TASK STATEMENT:
Every line of the material that follows must be printed again exactly.

MATERIALS PROVIDED:
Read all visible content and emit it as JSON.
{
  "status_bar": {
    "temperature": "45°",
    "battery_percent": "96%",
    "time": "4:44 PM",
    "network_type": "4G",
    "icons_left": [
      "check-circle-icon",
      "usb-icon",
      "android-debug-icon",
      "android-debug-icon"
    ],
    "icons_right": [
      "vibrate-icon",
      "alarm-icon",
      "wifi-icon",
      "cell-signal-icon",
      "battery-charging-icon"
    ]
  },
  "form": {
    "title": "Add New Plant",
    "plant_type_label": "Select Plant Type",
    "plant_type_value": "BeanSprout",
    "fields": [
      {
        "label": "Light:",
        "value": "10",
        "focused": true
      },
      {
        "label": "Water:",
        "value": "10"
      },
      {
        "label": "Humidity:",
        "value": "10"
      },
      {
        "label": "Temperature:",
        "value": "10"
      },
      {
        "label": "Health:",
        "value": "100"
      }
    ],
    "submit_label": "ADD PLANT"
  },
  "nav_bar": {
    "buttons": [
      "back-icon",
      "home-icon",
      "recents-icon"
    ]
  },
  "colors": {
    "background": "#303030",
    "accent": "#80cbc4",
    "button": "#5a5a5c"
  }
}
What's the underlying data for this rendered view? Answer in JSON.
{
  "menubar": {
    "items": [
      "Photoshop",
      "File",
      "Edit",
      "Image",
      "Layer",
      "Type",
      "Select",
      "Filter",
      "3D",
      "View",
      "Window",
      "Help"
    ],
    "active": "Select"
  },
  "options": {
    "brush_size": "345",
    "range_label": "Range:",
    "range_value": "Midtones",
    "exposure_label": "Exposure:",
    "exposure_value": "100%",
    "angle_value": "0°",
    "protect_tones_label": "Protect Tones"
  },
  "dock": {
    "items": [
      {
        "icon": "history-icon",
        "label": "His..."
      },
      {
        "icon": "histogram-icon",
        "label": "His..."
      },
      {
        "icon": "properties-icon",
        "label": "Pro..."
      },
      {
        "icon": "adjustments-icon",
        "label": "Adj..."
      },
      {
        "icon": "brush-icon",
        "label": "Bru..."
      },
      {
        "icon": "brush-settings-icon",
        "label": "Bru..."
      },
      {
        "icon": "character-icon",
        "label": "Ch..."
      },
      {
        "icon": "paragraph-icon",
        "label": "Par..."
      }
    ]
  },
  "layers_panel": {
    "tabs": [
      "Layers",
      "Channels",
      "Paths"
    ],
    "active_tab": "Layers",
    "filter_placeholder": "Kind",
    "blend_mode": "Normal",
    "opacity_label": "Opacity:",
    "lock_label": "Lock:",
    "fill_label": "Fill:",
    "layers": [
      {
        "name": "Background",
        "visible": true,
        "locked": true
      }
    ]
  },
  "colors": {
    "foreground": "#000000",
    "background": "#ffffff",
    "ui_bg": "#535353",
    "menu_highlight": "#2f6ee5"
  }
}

FINAL RESULT:
Read all visible content and emit it as JSON.
{
  "status_bar": {
    "temperature": "45°",
    "battery_percent": "96%",
    "time": "4:44 PM",
    "network_type": "4G",
    "icons_left": [
      "check-circle-icon",
      "usb-icon",
      "android-debug-icon",
      "android-debug-icon"
    ],
    "icons_right": [
      "vibrate-icon",
      "alarm-icon",
      "wifi-icon",
      "cell-signal-icon",
      "battery-charging-icon"
    ]
  },
  "form": {
    "title": "Add New Plant",
    "plant_type_label": "Select Plant Type",
    "plant_type_value": "BeanSprout",
    "fields": [
      {
        "label": "Light:",
        "value": "10",
        "focused": true
      },
      {
        "label": "Water:",
        "value": "10"
      },
      {
        "label": "Humidity:",
        "value": "10"
      },
      {
        "label": "Temperature:",
        "value": "10"
      },
      {
        "label": "Health:",
        "value": "100"
      }
    ],
    "submit_label": "ADD PLANT"
  },
  "nav_bar": {
    "buttons": [
      "back-icon",
      "home-icon",
      "recents-icon"
    ]
  },
  "colors": {
    "background": "#303030",
    "accent": "#80cbc4",
    "button": "#5a5a5c"
  }
}
What's the underlying data for this rendered view? Answer in JSON.
{
  "menubar": {
    "items": [
      "Photoshop",
      "File",
      "Edit",
      "Image",
      "Layer",
      "Type",
      "Select",
      "Filter",
      "3D",
      "View",
      "Window",
      "Help"
    ],
    "active": "Select"
  },
  "options": {
    "brush_size": "345",
    "range_label": "Range:",
    "range_value": "Midtones",
    "exposure_label": "Exposure:",
    "exposure_value": "100%",
    "angle_value": "0°",
    "protect_tones_label": "Protect Tones"
  },
  "dock": {
    "items": [
      {
        "icon": "history-icon",
        "label": "His..."
      },
      {
        "icon": "histogram-icon",
        "label": "His..."
      },
      {
        "icon": "properties-icon",
        "label": "Pro..."
      },
      {
        "icon": "adjustments-icon",
        "label": "Adj..."
      },
      {
        "icon": "brush-icon",
        "label": "Bru..."
      },
      {
        "icon": "brush-settings-icon",
        "label": "Bru..."
      },
      {
        "icon": "character-icon",
        "label": "Ch..."
      },
      {
        "icon": "paragraph-icon",
        "label": "Par..."
      }
    ]
  },
  "layers_panel": {
    "tabs": [
      "Layers",
      "Channels",
      "Paths"
    ],
    "active_tab": "Layers",
    "filter_placeholder": "Kind",
    "blend_mode": "Normal",
    "opacity_label": "Opacity:",
    "lock_label": "Lock:",
    "fill_label": "Fill:",
    "layers": [
      {
        "name": "Background",
        "visible": true,
        "locked": true
      }
    ]
  },
  "colors": {
    "foreground": "#000000",
    "background": "#ffffff",
    "ui_bg": "#535353",
    "menu_highlight": "#2f6ee5"
  }
}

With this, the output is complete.